### Exercise requirements
All of the entries must be reproduced exactly, with no images carried over.

### Items
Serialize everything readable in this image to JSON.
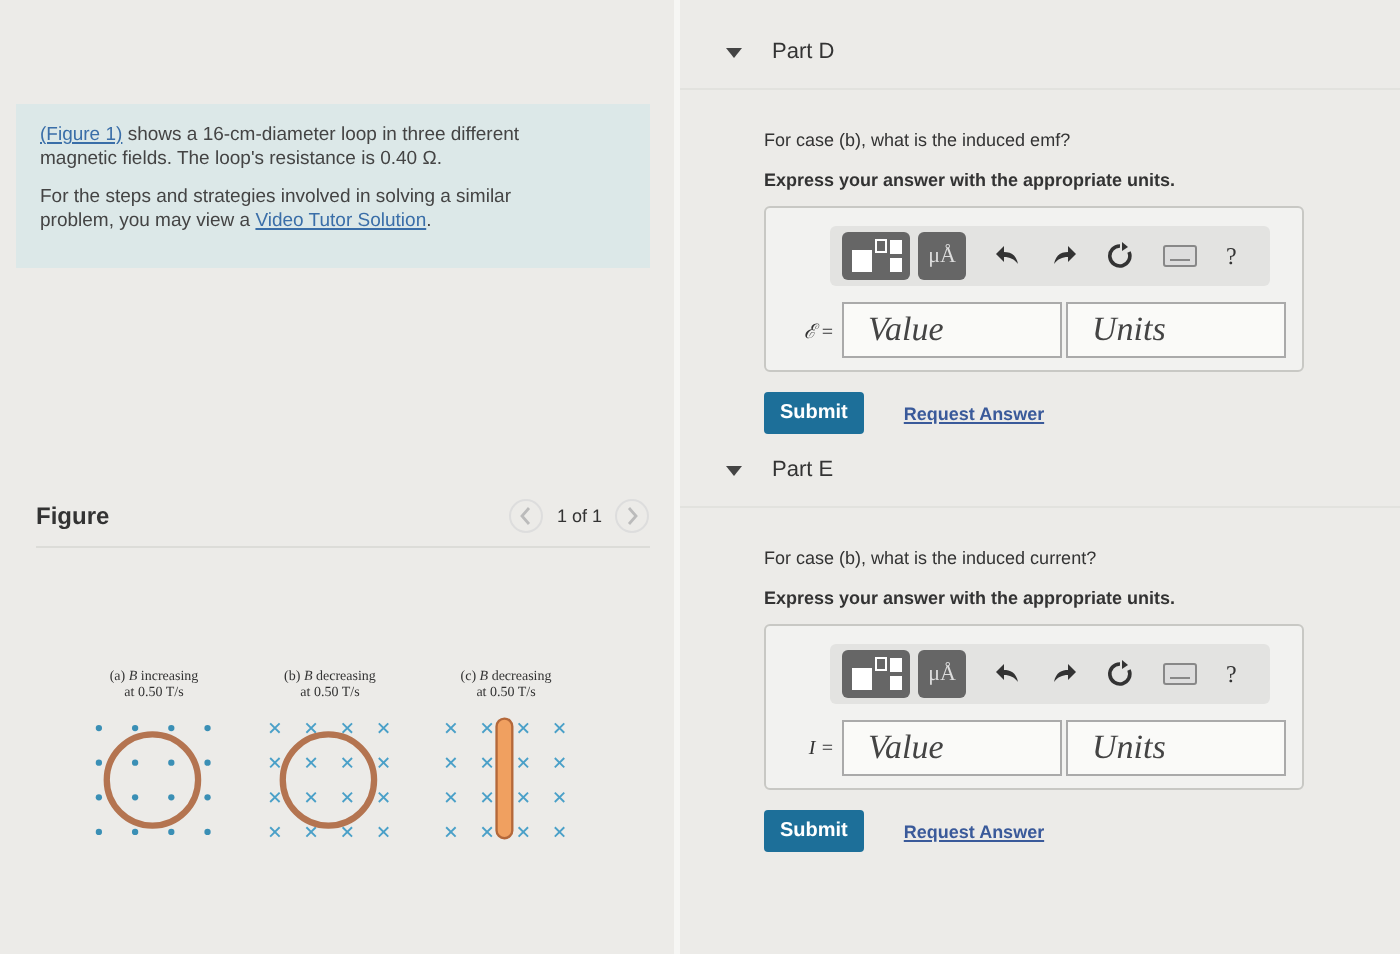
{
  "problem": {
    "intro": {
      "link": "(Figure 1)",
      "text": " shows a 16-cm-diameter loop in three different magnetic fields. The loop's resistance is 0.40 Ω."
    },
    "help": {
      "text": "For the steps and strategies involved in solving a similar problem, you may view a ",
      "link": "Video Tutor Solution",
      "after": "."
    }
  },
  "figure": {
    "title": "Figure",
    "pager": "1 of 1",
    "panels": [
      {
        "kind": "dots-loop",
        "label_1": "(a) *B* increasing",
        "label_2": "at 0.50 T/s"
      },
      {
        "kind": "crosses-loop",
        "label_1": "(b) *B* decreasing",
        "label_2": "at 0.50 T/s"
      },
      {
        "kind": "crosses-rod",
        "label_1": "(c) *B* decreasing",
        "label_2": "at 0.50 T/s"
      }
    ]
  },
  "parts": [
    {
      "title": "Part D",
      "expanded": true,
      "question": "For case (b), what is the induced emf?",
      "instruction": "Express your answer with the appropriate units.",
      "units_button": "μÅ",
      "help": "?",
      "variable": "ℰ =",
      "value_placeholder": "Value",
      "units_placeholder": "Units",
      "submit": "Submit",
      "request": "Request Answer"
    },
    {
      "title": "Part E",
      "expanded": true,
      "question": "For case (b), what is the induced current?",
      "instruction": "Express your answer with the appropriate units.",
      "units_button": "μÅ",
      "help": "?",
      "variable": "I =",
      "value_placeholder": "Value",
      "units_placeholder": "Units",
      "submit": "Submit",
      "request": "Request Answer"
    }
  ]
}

### Answer to this problem
Serialize everything readable in this image to JSON.
{
  "problem": {
    "intro": {
      "link": "(Figure 1)",
      "text": " shows a 16-cm-diameter loop in three different magnetic fields. The loop's resistance is 0.40 Ω."
    },
    "help": {
      "text": "For the steps and strategies involved in solving a similar problem, you may view a ",
      "link": "Video Tutor Solution",
      "after": "."
    }
  },
  "figure": {
    "title": "Figure",
    "pager": "1 of 1",
    "panels": [
      {
        "kind": "dots-loop",
        "label_1": "(a) *B* increasing",
        "label_2": "at 0.50 T/s"
      },
      {
        "kind": "crosses-loop",
        "label_1": "(b) *B* decreasing",
        "label_2": "at 0.50 T/s"
      },
      {
        "kind": "crosses-rod",
        "label_1": "(c) *B* decreasing",
        "label_2": "at 0.50 T/s"
      }
    ]
  },
  "parts": [
    {
      "title": "Part D",
      "expanded": true,
      "question": "For case (b), what is the induced emf?",
      "instruction": "Express your answer with the appropriate units.",
      "units_button": "μÅ",
      "help": "?",
      "variable": "ℰ =",
      "value_placeholder": "Value",
      "units_placeholder": "Units",
      "submit": "Submit",
      "request": "Request Answer"
    },
    {
      "title": "Part E",
      "expanded": true,
      "question": "For case (b), what is the induced current?",
      "instruction": "Express your answer with the appropriate units.",
      "units_button": "μÅ",
      "help": "?",
      "variable": "I =",
      "value_placeholder": "Value",
      "units_placeholder": "Units",
      "submit": "Submit",
      "request": "Request Answer"
    }
  ]
}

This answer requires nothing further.